TEXT BLOCK ::

  7. PraetorDrew:

    Some people demand more evidence of God. If believers are honest, we’d admit that God’s absence is overwhelming. Evidence for God is not of the type that most readily fosters belief (sensory evidence).

    I think you are being too simplistic about the nature of the evidence. I believe in God and that there is strong evidence for God. I never said otherwise. I hope you can see the other side too. Shouldn’t the absence of God bother you more? Have you not witnessed senseless tragedy that defies meaning?

    Derek Leman

  8. PraetorDrew says:

    Greg Bahnsen addressed the question about demanding sense evidence if God exists:

    We might ask , “Is there a box of crackers in the pantry?” And we know how we would
    go about answering that question. But that’s quite different than how we answer questions about barometric pressure, quasars, causation, memories, dreams, the mind-body problem, causation, beauty, or love.

DATASET RECORDS ::

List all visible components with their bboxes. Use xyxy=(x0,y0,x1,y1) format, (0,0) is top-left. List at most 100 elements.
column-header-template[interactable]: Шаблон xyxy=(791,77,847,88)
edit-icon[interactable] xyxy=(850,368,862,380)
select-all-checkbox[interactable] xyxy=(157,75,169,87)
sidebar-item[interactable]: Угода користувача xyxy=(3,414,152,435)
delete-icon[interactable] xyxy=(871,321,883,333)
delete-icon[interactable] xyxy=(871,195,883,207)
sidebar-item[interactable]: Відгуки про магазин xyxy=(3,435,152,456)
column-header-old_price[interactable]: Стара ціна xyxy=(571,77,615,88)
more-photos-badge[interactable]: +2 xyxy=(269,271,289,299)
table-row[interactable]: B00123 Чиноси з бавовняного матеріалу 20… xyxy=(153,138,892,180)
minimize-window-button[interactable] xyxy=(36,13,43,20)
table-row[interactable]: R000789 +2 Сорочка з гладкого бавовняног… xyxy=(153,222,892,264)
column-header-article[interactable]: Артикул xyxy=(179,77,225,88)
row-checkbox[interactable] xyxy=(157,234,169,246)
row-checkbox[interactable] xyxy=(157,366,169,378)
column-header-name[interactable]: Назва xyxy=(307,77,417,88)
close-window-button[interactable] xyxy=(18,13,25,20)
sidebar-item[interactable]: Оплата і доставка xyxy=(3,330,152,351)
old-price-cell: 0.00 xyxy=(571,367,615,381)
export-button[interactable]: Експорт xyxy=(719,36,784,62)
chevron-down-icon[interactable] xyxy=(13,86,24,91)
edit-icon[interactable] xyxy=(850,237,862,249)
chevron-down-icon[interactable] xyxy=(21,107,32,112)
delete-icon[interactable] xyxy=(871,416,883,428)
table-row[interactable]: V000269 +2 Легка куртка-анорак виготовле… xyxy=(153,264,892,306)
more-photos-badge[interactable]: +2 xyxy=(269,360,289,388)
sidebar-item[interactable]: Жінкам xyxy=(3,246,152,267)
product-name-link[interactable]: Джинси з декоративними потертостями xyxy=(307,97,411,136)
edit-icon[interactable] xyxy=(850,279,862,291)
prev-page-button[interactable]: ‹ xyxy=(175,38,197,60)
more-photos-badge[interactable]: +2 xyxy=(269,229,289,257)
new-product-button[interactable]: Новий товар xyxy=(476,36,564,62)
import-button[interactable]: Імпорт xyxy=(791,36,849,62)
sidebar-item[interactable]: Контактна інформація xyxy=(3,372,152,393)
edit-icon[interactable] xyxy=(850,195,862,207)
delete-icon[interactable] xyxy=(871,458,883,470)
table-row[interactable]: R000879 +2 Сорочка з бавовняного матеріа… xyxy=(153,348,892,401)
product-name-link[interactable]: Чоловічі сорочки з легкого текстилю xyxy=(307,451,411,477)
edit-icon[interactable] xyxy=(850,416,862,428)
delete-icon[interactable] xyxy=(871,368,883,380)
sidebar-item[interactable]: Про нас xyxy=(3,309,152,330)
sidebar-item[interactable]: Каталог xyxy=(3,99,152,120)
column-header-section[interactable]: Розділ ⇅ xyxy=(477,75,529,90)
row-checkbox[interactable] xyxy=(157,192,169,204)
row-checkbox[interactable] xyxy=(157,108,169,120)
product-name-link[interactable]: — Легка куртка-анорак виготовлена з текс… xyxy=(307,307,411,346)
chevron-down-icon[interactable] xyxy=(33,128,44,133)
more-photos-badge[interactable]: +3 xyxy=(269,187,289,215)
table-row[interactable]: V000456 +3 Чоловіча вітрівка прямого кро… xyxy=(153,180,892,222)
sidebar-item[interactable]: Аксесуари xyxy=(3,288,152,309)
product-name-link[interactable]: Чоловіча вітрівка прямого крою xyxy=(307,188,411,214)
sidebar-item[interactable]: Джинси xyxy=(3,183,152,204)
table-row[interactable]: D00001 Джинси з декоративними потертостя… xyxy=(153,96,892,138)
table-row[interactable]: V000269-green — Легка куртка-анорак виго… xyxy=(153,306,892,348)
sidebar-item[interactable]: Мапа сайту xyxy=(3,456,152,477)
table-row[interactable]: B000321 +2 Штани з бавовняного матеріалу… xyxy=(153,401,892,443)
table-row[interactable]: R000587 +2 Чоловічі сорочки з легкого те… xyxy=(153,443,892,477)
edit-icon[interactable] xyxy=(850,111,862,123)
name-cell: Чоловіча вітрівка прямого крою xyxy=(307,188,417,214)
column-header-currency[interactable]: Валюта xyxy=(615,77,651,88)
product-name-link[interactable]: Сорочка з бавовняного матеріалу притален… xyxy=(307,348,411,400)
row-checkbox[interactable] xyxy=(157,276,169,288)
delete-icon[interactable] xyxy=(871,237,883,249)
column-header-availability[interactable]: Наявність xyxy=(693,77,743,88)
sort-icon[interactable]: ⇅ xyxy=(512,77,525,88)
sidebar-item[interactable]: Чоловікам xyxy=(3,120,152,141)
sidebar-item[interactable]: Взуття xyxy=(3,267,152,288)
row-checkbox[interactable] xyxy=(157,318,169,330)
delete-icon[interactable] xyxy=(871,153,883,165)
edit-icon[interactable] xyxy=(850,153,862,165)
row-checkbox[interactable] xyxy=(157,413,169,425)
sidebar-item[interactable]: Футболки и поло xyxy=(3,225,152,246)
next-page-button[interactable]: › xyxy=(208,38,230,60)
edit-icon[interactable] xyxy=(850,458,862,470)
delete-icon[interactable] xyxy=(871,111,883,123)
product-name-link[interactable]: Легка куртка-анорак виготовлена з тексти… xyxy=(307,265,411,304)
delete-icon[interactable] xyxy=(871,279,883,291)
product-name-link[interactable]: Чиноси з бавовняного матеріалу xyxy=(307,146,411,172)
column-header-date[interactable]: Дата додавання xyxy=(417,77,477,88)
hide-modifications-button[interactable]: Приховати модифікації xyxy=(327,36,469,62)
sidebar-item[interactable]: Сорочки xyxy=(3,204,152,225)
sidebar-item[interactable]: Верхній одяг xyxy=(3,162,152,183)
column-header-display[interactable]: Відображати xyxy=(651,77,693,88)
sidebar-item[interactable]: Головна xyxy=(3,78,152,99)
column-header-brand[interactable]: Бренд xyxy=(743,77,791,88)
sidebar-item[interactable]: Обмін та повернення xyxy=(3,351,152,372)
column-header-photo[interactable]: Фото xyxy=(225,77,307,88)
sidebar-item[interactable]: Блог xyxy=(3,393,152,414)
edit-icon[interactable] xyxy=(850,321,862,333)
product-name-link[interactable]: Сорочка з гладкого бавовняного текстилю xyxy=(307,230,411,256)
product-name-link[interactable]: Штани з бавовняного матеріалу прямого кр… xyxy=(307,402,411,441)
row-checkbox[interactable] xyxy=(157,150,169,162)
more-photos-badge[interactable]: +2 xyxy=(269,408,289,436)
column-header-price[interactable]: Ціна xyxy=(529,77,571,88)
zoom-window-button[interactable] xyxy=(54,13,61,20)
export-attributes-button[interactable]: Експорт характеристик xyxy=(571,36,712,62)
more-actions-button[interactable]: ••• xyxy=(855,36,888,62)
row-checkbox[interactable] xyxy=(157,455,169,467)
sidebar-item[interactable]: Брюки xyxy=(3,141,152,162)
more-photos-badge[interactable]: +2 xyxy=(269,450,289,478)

PROMPT :: In the comment thread about evidence for God, translate this sentence into Spanish: "I believe in God and that there is strong evidence for God."

SOLUTION FOR THIS EXERCISE :: Creo en Dios y en que hay pruebas sólidas de Dios.